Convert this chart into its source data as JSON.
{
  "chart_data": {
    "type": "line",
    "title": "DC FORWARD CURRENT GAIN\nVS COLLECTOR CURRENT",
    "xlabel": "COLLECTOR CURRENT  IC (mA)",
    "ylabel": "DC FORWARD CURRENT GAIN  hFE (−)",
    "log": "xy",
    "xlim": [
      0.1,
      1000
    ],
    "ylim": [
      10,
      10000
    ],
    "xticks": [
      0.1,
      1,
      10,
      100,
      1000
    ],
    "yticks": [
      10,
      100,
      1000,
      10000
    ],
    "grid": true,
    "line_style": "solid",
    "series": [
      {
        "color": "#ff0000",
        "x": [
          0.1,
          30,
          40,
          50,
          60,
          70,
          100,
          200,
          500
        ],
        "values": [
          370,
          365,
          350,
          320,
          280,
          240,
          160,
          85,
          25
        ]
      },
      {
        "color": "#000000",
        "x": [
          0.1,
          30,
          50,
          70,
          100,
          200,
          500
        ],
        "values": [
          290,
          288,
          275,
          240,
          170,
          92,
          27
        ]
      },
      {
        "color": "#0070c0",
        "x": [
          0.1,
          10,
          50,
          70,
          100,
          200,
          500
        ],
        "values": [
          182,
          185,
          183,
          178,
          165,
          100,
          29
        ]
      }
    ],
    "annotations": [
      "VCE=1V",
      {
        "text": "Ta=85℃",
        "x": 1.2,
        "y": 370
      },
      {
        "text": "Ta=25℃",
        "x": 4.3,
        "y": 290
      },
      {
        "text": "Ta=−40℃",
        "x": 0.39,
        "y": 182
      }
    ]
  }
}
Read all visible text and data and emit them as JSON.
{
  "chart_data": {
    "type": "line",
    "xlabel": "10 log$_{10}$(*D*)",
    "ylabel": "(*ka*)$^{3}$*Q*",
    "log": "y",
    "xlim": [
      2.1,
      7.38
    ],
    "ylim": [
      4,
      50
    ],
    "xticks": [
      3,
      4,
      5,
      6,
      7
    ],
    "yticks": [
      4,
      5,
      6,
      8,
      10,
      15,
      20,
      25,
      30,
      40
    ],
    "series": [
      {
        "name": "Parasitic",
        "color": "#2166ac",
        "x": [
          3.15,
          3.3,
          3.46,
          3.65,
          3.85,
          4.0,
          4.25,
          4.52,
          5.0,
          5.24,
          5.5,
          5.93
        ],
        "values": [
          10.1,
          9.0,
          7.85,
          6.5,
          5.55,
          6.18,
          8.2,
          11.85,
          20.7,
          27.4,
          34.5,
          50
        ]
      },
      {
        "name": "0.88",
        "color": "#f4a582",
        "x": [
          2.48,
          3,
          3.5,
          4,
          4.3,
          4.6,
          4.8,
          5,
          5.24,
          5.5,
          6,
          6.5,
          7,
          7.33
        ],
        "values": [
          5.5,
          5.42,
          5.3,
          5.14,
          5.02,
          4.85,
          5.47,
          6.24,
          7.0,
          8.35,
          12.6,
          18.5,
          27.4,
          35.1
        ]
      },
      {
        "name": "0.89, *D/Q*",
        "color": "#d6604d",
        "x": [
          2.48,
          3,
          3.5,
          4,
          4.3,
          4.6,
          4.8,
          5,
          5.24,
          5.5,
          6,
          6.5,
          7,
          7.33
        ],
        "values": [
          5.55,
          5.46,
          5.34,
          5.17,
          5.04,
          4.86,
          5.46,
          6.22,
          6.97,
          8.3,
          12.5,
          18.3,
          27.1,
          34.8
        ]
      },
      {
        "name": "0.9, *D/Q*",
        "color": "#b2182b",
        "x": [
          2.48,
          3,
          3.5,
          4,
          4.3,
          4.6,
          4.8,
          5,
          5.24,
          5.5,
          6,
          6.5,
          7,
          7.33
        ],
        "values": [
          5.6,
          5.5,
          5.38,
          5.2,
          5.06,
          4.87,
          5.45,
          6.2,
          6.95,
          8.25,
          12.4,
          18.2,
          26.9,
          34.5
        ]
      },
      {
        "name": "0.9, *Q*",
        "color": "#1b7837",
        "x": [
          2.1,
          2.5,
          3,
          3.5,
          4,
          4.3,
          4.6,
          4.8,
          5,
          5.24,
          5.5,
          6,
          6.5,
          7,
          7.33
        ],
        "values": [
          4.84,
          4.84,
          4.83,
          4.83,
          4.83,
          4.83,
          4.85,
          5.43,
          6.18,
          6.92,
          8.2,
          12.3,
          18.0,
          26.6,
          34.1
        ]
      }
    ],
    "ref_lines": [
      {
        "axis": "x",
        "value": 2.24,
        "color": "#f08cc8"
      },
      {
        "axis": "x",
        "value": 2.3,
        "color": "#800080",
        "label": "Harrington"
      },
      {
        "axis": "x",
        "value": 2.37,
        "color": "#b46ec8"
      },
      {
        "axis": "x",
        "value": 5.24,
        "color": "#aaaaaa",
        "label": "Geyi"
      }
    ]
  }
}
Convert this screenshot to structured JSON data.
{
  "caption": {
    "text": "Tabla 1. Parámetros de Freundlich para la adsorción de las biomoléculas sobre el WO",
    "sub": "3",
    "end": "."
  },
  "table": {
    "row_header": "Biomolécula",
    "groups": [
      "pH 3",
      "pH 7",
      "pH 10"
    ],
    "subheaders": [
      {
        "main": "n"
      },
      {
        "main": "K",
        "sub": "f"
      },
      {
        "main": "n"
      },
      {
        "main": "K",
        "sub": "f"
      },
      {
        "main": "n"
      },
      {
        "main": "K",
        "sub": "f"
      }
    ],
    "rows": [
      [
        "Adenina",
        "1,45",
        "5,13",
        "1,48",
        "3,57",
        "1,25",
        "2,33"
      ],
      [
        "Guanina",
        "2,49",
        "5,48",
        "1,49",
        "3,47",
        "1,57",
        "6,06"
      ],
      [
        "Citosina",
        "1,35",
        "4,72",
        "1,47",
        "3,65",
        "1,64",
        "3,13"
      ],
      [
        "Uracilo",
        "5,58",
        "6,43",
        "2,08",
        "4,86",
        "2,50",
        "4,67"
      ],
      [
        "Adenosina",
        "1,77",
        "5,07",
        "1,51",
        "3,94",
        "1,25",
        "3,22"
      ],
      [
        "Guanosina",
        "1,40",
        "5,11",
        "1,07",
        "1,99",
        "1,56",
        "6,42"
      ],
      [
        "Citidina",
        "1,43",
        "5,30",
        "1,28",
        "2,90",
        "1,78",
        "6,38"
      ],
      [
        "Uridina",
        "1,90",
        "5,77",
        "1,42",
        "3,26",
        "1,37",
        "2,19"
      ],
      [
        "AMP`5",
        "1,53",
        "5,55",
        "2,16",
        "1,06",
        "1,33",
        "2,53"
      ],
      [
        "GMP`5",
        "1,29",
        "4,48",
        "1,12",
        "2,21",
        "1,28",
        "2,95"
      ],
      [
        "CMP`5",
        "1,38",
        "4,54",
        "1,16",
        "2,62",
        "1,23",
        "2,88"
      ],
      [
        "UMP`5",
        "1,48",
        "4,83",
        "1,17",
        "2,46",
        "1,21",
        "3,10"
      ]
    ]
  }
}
_ _ _
> _Exercise details_
Retype the listing. Match it exactly.

> _Solution to the exercise_
Convert this chart into its source data as JSON.
{
  "chart_data": {
    "type": "line",
    "title": "DC FORWARD CURRENT GAIN\nVS COLLECTOR CURRENT",
    "xlabel": "COLLECTOR CURRENT  IC (mA)",
    "ylabel": "DC FORWARD CURRENT GAIN  hFE (−)",
    "log": "xy",
    "xlim": [
      0.1,
      1000
    ],
    "ylim": [
      10,
      10000
    ],
    "xticks": [
      0.1,
      1,
      10,
      100,
      1000
    ],
    "yticks": [
      10,
      100,
      1000,
      10000
    ],
    "grid": true,
    "line_style": "solid",
    "series": [
      {
        "color": "#ff0000",
        "x": [
          0.1,
          30,
          40,
          50,
          60,
          70,
          100,
          200,
          500
        ],
        "values": [
          370,
          365,
          350,
          320,
          280,
          240,
          160,
          85,
          25
        ]
      },
      {
        "color": "#000000",
        "x": [
          0.1,
          30,
          50,
          70,
          100,
          200,
          500
        ],
        "values": [
          290,
          288,
          275,
          240,
          170,
          92,
          27
        ]
      },
      {
        "color": "#0070c0",
        "x": [
          0.1,
          10,
          50,
          70,
          100,
          200,
          500
        ],
        "values": [
          182,
          185,
          183,
          178,
          165,
          100,
          29
        ]
      }
    ],
    "annotations": [
      "VCE=1V",
      {
        "text": "Ta=85℃",
        "x": 1.2,
        "y": 370
      },
      {
        "text": "Ta=25℃",
        "x": 4.3,
        "y": 290
      },
      {
        "text": "Ta=−40℃",
        "x": 0.39,
        "y": 182
      }
    ]
  }
}
Read all visible text and data and emit them as JSON.
{
  "chart_data": {
    "type": "line",
    "xlabel": "10 log$_{10}$(*D*)",
    "ylabel": "(*ka*)$^{3}$*Q*",
    "log": "y",
    "xlim": [
      2.1,
      7.38
    ],
    "ylim": [
      4,
      50
    ],
    "xticks": [
      3,
      4,
      5,
      6,
      7
    ],
    "yticks": [
      4,
      5,
      6,
      8,
      10,
      15,
      20,
      25,
      30,
      40
    ],
    "series": [
      {
        "name": "Parasitic",
        "color": "#2166ac",
        "x": [
          3.15,
          3.3,
          3.46,
          3.65,
          3.85,
          4.0,
          4.25,
          4.52,
          5.0,
          5.24,
          5.5,
          5.93
        ],
        "values": [
          10.1,
          9.0,
          7.85,
          6.5,
          5.55,
          6.18,
          8.2,
          11.85,
          20.7,
          27.4,
          34.5,
          50
        ]
      },
      {
        "name": "0.88",
        "color": "#f4a582",
        "x": [
          2.48,
          3,
          3.5,
          4,
          4.3,
          4.6,
          4.8,
          5,
          5.24,
          5.5,
          6,
          6.5,
          7,
          7.33
        ],
        "values": [
          5.5,
          5.42,
          5.3,
          5.14,
          5.02,
          4.85,
          5.47,
          6.24,
          7.0,
          8.35,
          12.6,
          18.5,
          27.4,
          35.1
        ]
      },
      {
        "name": "0.89, *D/Q*",
        "color": "#d6604d",
        "x": [
          2.48,
          3,
          3.5,
          4,
          4.3,
          4.6,
          4.8,
          5,
          5.24,
          5.5,
          6,
          6.5,
          7,
          7.33
        ],
        "values": [
          5.55,
          5.46,
          5.34,
          5.17,
          5.04,
          4.86,
          5.46,
          6.22,
          6.97,
          8.3,
          12.5,
          18.3,
          27.1,
          34.8
        ]
      },
      {
        "name": "0.9, *D/Q*",
        "color": "#b2182b",
        "x": [
          2.48,
          3,
          3.5,
          4,
          4.3,
          4.6,
          4.8,
          5,
          5.24,
          5.5,
          6,
          6.5,
          7,
          7.33
        ],
        "values": [
          5.6,
          5.5,
          5.38,
          5.2,
          5.06,
          4.87,
          5.45,
          6.2,
          6.95,
          8.25,
          12.4,
          18.2,
          26.9,
          34.5
        ]
      },
      {
        "name": "0.9, *Q*",
        "color": "#1b7837",
        "x": [
          2.1,
          2.5,
          3,
          3.5,
          4,
          4.3,
          4.6,
          4.8,
          5,
          5.24,
          5.5,
          6,
          6.5,
          7,
          7.33
        ],
        "values": [
          4.84,
          4.84,
          4.83,
          4.83,
          4.83,
          4.83,
          4.85,
          5.43,
          6.18,
          6.92,
          8.2,
          12.3,
          18.0,
          26.6,
          34.1
        ]
      }
    ],
    "ref_lines": [
      {
        "axis": "x",
        "value": 2.24,
        "color": "#f08cc8"
      },
      {
        "axis": "x",
        "value": 2.3,
        "color": "#800080",
        "label": "Harrington"
      },
      {
        "axis": "x",
        "value": 2.37,
        "color": "#b46ec8"
      },
      {
        "axis": "x",
        "value": 5.24,
        "color": "#aaaaaa",
        "label": "Geyi"
      }
    ]
  }
}
Convert this screenshot to structured JSON data.
{
  "caption": {
    "text": "Tabla 1. Parámetros de Freundlich para la adsorción de las biomoléculas sobre el WO",
    "sub": "3",
    "end": "."
  },
  "table": {
    "row_header": "Biomolécula",
    "groups": [
      "pH 3",
      "pH 7",
      "pH 10"
    ],
    "subheaders": [
      {
        "main": "n"
      },
      {
        "main": "K",
        "sub": "f"
      },
      {
        "main": "n"
      },
      {
        "main": "K",
        "sub": "f"
      },
      {
        "main": "n"
      },
      {
        "main": "K",
        "sub": "f"
      }
    ],
    "rows": [
      [
        "Adenina",
        "1,45",
        "5,13",
        "1,48",
        "3,57",
        "1,25",
        "2,33"
      ],
      [
        "Guanina",
        "2,49",
        "5,48",
        "1,49",
        "3,47",
        "1,57",
        "6,06"
      ],
      [
        "Citosina",
        "1,35",
        "4,72",
        "1,47",
        "3,65",
        "1,64",
        "3,13"
      ],
      [
        "Uracilo",
        "5,58",
        "6,43",
        "2,08",
        "4,86",
        "2,50",
        "4,67"
      ],
      [
        "Adenosina",
        "1,77",
        "5,07",
        "1,51",
        "3,94",
        "1,25",
        "3,22"
      ],
      [
        "Guanosina",
        "1,40",
        "5,11",
        "1,07",
        "1,99",
        "1,56",
        "6,42"
      ],
      [
        "Citidina",
        "1,43",
        "5,30",
        "1,28",
        "2,90",
        "1,78",
        "6,38"
      ],
      [
        "Uridina",
        "1,90",
        "5,77",
        "1,42",
        "3,26",
        "1,37",
        "2,19"
      ],
      [
        "AMP`5",
        "1,53",
        "5,55",
        "2,16",
        "1,06",
        "1,33",
        "2,53"
      ],
      [
        "GMP`5",
        "1,29",
        "4,48",
        "1,12",
        "2,21",
        "1,28",
        "2,95"
      ],
      [
        "CMP`5",
        "1,38",
        "4,54",
        "1,16",
        "2,62",
        "1,23",
        "2,88"
      ],
      [
        "UMP`5",
        "1,48",
        "4,83",
        "1,17",
        "2,46",
        "1,21",
        "3,10"
      ]
    ]
  }
}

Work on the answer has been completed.